● **INSTRUCTIONS FOR THE TASK**
Rewrite the entries below, replacing every "bar-mixed" with "bar-combined" and leaving everything else unchanged.
— BEGIN RECORDS FOR THE TASK —
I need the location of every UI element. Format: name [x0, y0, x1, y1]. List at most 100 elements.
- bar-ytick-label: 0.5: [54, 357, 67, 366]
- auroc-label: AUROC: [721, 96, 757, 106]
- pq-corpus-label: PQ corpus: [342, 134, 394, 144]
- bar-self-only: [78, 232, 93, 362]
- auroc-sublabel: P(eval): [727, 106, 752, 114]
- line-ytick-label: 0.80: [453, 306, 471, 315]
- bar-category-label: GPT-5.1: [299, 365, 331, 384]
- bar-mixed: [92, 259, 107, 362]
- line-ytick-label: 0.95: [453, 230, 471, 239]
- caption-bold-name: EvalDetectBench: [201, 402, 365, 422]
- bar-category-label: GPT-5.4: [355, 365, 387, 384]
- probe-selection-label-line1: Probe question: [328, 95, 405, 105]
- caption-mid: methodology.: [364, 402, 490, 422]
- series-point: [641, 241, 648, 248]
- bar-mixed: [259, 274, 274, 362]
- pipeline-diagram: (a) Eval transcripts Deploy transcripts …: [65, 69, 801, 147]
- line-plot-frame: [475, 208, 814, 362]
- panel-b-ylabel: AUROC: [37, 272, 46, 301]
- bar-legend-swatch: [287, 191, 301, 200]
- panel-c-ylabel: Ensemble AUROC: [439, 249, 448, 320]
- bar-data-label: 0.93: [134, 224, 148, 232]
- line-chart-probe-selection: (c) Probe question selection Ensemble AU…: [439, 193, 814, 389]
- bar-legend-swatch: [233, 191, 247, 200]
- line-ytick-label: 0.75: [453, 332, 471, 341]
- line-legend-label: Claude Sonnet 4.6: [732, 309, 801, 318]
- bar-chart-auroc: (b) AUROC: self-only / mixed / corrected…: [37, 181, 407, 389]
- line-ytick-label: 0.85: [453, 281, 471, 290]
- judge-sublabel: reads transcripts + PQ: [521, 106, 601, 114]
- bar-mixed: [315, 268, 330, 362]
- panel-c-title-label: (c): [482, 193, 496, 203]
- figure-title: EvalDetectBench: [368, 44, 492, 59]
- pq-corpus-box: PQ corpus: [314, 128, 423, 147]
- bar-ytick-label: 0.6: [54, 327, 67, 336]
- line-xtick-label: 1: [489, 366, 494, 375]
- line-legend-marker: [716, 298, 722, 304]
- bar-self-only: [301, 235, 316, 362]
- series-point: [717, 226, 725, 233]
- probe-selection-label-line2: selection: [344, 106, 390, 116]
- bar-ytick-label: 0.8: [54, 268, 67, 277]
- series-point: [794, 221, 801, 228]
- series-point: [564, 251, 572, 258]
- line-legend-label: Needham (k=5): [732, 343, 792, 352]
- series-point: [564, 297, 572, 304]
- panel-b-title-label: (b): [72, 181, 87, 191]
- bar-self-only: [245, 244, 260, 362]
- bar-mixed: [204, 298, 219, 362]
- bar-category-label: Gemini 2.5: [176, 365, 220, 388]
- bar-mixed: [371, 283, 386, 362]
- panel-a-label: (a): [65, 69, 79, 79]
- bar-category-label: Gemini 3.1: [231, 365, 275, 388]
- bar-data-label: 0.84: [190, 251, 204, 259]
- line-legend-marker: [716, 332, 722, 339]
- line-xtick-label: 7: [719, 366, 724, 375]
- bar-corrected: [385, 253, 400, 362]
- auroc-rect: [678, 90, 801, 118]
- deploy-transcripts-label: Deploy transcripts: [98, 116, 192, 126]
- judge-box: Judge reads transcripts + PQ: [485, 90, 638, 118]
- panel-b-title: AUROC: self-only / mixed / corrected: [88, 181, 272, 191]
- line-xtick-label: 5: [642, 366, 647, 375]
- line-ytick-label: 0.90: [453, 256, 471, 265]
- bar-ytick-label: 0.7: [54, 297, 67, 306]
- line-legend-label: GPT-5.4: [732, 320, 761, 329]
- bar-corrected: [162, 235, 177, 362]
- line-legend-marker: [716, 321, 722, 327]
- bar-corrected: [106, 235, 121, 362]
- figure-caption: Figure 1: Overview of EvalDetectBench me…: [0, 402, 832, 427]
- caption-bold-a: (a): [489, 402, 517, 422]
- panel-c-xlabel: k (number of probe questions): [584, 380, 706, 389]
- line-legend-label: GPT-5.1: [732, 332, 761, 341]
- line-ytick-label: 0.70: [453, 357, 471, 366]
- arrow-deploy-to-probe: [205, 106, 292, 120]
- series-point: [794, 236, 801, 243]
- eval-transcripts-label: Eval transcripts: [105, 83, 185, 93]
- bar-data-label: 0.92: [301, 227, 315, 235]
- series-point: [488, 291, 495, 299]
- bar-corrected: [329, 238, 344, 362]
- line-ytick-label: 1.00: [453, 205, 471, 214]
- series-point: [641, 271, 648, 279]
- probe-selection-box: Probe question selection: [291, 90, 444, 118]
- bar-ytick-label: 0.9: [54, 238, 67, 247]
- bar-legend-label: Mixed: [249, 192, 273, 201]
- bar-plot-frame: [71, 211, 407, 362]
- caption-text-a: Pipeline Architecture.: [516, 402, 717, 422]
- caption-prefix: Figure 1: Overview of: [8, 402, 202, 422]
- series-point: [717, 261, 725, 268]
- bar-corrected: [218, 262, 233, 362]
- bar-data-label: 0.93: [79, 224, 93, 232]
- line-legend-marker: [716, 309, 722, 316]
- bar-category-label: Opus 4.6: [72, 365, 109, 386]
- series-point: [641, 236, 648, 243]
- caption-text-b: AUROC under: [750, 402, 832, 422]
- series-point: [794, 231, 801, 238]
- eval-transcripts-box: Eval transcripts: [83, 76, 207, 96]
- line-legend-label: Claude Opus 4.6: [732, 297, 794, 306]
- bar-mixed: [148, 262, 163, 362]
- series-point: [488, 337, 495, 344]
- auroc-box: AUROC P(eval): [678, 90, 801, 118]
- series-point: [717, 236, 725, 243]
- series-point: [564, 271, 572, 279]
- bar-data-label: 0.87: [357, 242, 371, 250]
— END RECORDS FOR THE TASK —
● **FULL SOLUTION**
I need the location of every UI element. Format: name [x0, y0, x1, y1]. List at most 100 elements.
- bar-ytick-label: 0.5: [54, 357, 67, 366]
- auroc-label: AUROC: [721, 96, 757, 106]
- pq-corpus-label: PQ corpus: [342, 134, 394, 144]
- bar-self-only: [78, 232, 93, 362]
- auroc-sublabel: P(eval): [727, 106, 752, 114]
- line-ytick-label: 0.80: [453, 306, 471, 315]
- bar-category-label: GPT-5.1: [299, 365, 331, 384]
- bar-combined: [92, 259, 107, 362]
- line-ytick-label: 0.95: [453, 230, 471, 239]
- caption-bold-name: EvalDetectBench: [201, 402, 365, 422]
- bar-category-label: GPT-5.4: [355, 365, 387, 384]
- probe-selection-label-line1: Probe question: [328, 95, 405, 105]
- caption-mid: methodology.: [364, 402, 490, 422]
- series-point: [641, 241, 648, 248]
- bar-combined: [259, 274, 274, 362]
- pipeline-diagram: (a) Eval transcripts Deploy transcripts …: [65, 69, 801, 147]
- line-plot-frame: [475, 208, 814, 362]
- panel-b-ylabel: AUROC: [37, 272, 46, 301]
- bar-legend-swatch: [287, 191, 301, 200]
- panel-c-ylabel: Ensemble AUROC: [439, 249, 448, 320]
- bar-data-label: 0.93: [134, 224, 148, 232]
- line-chart-probe-selection: (c) Probe question selection Ensemble AU…: [439, 193, 814, 389]
- bar-legend-swatch: [233, 191, 247, 200]
- line-ytick-label: 0.75: [453, 332, 471, 341]
- line-legend-label: Claude Sonnet 4.6: [732, 309, 801, 318]
- bar-chart-auroc: (b) AUROC: self-only / mixed / corrected…: [37, 181, 407, 389]
- line-ytick-label: 0.85: [453, 281, 471, 290]
- judge-sublabel: reads transcripts + PQ: [521, 106, 601, 114]
- bar-combined: [315, 268, 330, 362]
- panel-c-title-label: (c): [482, 193, 496, 203]
- figure-title: EvalDetectBench: [368, 44, 492, 59]
- pq-corpus-box: PQ corpus: [314, 128, 423, 147]
- bar-ytick-label: 0.6: [54, 327, 67, 336]
- line-xtick-label: 1: [489, 366, 494, 375]
- line-legend-marker: [716, 298, 722, 304]
- bar-self-only: [301, 235, 316, 362]
- series-point: [717, 226, 725, 233]
- probe-selection-label-line2: selection: [344, 106, 390, 116]
- bar-ytick-label: 0.8: [54, 268, 67, 277]
- series-point: [794, 221, 801, 228]
- series-point: [564, 251, 572, 258]
- line-legend-label: Needham (k=5): [732, 343, 792, 352]
- series-point: [564, 297, 572, 304]
- panel-b-title-label: (b): [72, 181, 87, 191]
- bar-self-only: [245, 244, 260, 362]
- bar-combined: [204, 298, 219, 362]
- bar-category-label: Gemini 2.5: [176, 365, 220, 388]
- bar-combined: [371, 283, 386, 362]
- panel-a-label: (a): [65, 69, 79, 79]
- bar-category-label: Gemini 3.1: [231, 365, 275, 388]
- bar-data-label: 0.84: [190, 251, 204, 259]
- line-legend-marker: [716, 332, 722, 339]
- line-xtick-label: 7: [719, 366, 724, 375]
- bar-corrected: [385, 253, 400, 362]
- auroc-rect: [678, 90, 801, 118]
- deploy-transcripts-label: Deploy transcripts: [98, 116, 192, 126]
- judge-box: Judge reads transcripts + PQ: [485, 90, 638, 118]
- panel-b-title: AUROC: self-only / mixed / corrected: [88, 181, 272, 191]
- line-xtick-label: 5: [642, 366, 647, 375]
- line-ytick-label: 0.90: [453, 256, 471, 265]
- bar-ytick-label: 0.7: [54, 297, 67, 306]
- line-legend-label: GPT-5.4: [732, 320, 761, 329]
- bar-corrected: [162, 235, 177, 362]
- line-legend-marker: [716, 321, 722, 327]
- bar-corrected: [106, 235, 121, 362]
- figure-caption: Figure 1: Overview of EvalDetectBench me…: [0, 402, 832, 427]
- caption-bold-a: (a): [489, 402, 517, 422]
- panel-c-xlabel: k (number of probe questions): [584, 380, 706, 389]
- line-legend-label: GPT-5.1: [732, 332, 761, 341]
- line-ytick-label: 0.70: [453, 357, 471, 366]
- arrow-deploy-to-probe: [205, 106, 292, 120]
- series-point: [794, 236, 801, 243]
- eval-transcripts-label: Eval transcripts: [105, 83, 185, 93]
- bar-data-label: 0.92: [301, 227, 315, 235]
- series-point: [488, 291, 495, 299]
- bar-corrected: [329, 238, 344, 362]
- line-ytick-label: 1.00: [453, 205, 471, 214]
- series-point: [641, 271, 648, 279]
- probe-selection-box: Probe question selection: [291, 90, 444, 118]
- bar-ytick-label: 0.9: [54, 238, 67, 247]
- bar-legend-label: Mixed: [249, 192, 273, 201]
- bar-plot-frame: [71, 211, 407, 362]
- caption-text-a: Pipeline Architecture.: [516, 402, 717, 422]
- caption-prefix: Figure 1: Overview of: [8, 402, 202, 422]
- series-point: [717, 261, 725, 268]
- bar-corrected: [218, 262, 233, 362]
- bar-data-label: 0.93: [79, 224, 93, 232]
- line-legend-marker: [716, 309, 722, 316]
- bar-category-label: Opus 4.6: [72, 365, 109, 386]
- series-point: [641, 236, 648, 243]
- caption-text-b: AUROC under: [750, 402, 832, 422]
- series-point: [794, 231, 801, 238]
- eval-transcripts-box: Eval transcripts: [83, 76, 207, 96]
- line-legend-label: Claude Opus 4.6: [732, 297, 794, 306]
- bar-combined: [148, 262, 163, 362]
- series-point: [488, 337, 495, 344]
- auroc-box: AUROC P(eval): [678, 90, 801, 118]
- series-point: [717, 236, 725, 243]
- series-point: [564, 271, 572, 279]
- bar-data-label: 0.87: [357, 242, 371, 250]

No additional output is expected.